Set down, in full, every record in the block.

:: DATA PROVIDED

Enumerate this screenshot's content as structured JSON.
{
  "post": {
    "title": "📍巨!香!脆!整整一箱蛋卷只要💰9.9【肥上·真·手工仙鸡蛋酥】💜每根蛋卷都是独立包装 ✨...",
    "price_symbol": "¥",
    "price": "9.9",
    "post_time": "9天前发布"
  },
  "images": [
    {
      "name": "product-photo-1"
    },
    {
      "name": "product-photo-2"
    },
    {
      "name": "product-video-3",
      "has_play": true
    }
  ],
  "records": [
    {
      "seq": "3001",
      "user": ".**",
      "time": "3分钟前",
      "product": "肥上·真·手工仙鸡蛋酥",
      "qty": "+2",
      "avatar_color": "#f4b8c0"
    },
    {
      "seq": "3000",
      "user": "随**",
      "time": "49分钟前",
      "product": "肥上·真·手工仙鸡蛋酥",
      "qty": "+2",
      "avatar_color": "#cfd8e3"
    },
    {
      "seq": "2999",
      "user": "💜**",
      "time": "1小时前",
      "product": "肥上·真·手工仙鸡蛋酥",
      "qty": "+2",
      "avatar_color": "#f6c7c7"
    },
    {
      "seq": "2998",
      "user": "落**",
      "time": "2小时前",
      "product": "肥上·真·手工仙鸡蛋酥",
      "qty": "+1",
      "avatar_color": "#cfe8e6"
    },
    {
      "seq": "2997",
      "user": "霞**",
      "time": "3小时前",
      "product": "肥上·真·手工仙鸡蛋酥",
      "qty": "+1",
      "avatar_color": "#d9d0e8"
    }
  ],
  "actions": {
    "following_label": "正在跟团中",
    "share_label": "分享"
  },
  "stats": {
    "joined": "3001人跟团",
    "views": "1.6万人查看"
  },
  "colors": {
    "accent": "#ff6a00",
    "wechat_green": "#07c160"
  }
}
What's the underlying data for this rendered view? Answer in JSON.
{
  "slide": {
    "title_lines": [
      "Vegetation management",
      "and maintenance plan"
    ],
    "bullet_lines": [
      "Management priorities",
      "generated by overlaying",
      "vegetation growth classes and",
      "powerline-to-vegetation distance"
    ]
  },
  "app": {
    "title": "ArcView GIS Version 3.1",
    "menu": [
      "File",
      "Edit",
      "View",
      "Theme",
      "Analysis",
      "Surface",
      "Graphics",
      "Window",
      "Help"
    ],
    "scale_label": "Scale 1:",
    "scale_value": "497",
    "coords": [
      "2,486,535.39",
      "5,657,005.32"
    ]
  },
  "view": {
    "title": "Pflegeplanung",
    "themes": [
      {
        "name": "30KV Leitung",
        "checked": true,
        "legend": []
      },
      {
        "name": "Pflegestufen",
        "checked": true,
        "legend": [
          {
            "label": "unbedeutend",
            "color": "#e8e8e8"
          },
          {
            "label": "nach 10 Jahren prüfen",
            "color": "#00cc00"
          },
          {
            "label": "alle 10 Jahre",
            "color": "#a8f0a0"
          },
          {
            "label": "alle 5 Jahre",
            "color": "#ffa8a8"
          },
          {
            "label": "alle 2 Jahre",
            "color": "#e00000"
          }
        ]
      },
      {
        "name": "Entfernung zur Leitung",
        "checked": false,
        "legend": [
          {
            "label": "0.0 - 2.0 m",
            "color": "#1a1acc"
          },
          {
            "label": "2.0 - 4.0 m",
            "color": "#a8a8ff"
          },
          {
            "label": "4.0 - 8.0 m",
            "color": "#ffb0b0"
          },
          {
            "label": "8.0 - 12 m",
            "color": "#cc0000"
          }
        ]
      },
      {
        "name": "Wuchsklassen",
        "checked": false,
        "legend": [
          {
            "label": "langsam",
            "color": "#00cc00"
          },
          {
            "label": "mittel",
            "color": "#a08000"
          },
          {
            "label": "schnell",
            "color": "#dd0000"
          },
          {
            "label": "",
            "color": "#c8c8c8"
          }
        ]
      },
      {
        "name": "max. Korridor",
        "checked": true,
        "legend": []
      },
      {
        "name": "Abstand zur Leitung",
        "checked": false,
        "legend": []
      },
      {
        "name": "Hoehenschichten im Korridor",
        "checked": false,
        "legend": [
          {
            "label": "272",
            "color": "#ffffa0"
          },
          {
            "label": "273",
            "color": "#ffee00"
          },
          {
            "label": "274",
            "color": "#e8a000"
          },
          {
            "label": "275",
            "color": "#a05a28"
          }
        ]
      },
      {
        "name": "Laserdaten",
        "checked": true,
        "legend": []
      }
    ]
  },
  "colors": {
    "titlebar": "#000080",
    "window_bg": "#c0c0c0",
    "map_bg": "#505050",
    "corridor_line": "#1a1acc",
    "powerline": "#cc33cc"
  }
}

::::

CORRECT RESPONSE:
Enumerate this screenshot's content as structured JSON.
{
  "post": {
    "title": "📍巨!香!脆!整整一箱蛋卷只要💰9.9【肥上·真·手工仙鸡蛋酥】💜每根蛋卷都是独立包装 ✨...",
    "price_symbol": "¥",
    "price": "9.9",
    "post_time": "9天前发布"
  },
  "images": [
    {
      "name": "product-photo-1"
    },
    {
      "name": "product-photo-2"
    },
    {
      "name": "product-video-3",
      "has_play": true
    }
  ],
  "records": [
    {
      "seq": "3001",
      "user": ".**",
      "time": "3分钟前",
      "product": "肥上·真·手工仙鸡蛋酥",
      "qty": "+2",
      "avatar_color": "#f4b8c0"
    },
    {
      "seq": "3000",
      "user": "随**",
      "time": "49分钟前",
      "product": "肥上·真·手工仙鸡蛋酥",
      "qty": "+2",
      "avatar_color": "#cfd8e3"
    },
    {
      "seq": "2999",
      "user": "💜**",
      "time": "1小时前",
      "product": "肥上·真·手工仙鸡蛋酥",
      "qty": "+2",
      "avatar_color": "#f6c7c7"
    },
    {
      "seq": "2998",
      "user": "落**",
      "time": "2小时前",
      "product": "肥上·真·手工仙鸡蛋酥",
      "qty": "+1",
      "avatar_color": "#cfe8e6"
    },
    {
      "seq": "2997",
      "user": "霞**",
      "time": "3小时前",
      "product": "肥上·真·手工仙鸡蛋酥",
      "qty": "+1",
      "avatar_color": "#d9d0e8"
    }
  ],
  "actions": {
    "following_label": "正在跟团中",
    "share_label": "分享"
  },
  "stats": {
    "joined": "3001人跟团",
    "views": "1.6万人查看"
  },
  "colors": {
    "accent": "#ff6a00",
    "wechat_green": "#07c160"
  }
}
What's the underlying data for this rendered view? Answer in JSON.
{
  "slide": {
    "title_lines": [
      "Vegetation management",
      "and maintenance plan"
    ],
    "bullet_lines": [
      "Management priorities",
      "generated by overlaying",
      "vegetation growth classes and",
      "powerline-to-vegetation distance"
    ]
  },
  "app": {
    "title": "ArcView GIS Version 3.1",
    "menu": [
      "File",
      "Edit",
      "View",
      "Theme",
      "Analysis",
      "Surface",
      "Graphics",
      "Window",
      "Help"
    ],
    "scale_label": "Scale 1:",
    "scale_value": "497",
    "coords": [
      "2,486,535.39",
      "5,657,005.32"
    ]
  },
  "view": {
    "title": "Pflegeplanung",
    "themes": [
      {
        "name": "30KV Leitung",
        "checked": true,
        "legend": []
      },
      {
        "name": "Pflegestufen",
        "checked": true,
        "legend": [
          {
            "label": "unbedeutend",
            "color": "#e8e8e8"
          },
          {
            "label": "nach 10 Jahren prüfen",
            "color": "#00cc00"
          },
          {
            "label": "alle 10 Jahre",
            "color": "#a8f0a0"
          },
          {
            "label": "alle 5 Jahre",
            "color": "#ffa8a8"
          },
          {
            "label": "alle 2 Jahre",
            "color": "#e00000"
          }
        ]
      },
      {
        "name": "Entfernung zur Leitung",
        "checked": false,
        "legend": [
          {
            "label": "0.0 - 2.0 m",
            "color": "#1a1acc"
          },
          {
            "label": "2.0 - 4.0 m",
            "color": "#a8a8ff"
          },
          {
            "label": "4.0 - 8.0 m",
            "color": "#ffb0b0"
          },
          {
            "label": "8.0 - 12 m",
            "color": "#cc0000"
          }
        ]
      },
      {
        "name": "Wuchsklassen",
        "checked": false,
        "legend": [
          {
            "label": "langsam",
            "color": "#00cc00"
          },
          {
            "label": "mittel",
            "color": "#a08000"
          },
          {
            "label": "schnell",
            "color": "#dd0000"
          },
          {
            "label": "",
            "color": "#c8c8c8"
          }
        ]
      },
      {
        "name": "max. Korridor",
        "checked": true,
        "legend": []
      },
      {
        "name": "Abstand zur Leitung",
        "checked": false,
        "legend": []
      },
      {
        "name": "Hoehenschichten im Korridor",
        "checked": false,
        "legend": [
          {
            "label": "272",
            "color": "#ffffa0"
          },
          {
            "label": "273",
            "color": "#ffee00"
          },
          {
            "label": "274",
            "color": "#e8a000"
          },
          {
            "label": "275",
            "color": "#a05a28"
          }
        ]
      },
      {
        "name": "Laserdaten",
        "checked": true,
        "legend": []
      }
    ]
  },
  "colors": {
    "titlebar": "#000080",
    "window_bg": "#c0c0c0",
    "map_bg": "#505050",
    "corridor_line": "#1a1acc",
    "powerline": "#cc33cc"
  }
}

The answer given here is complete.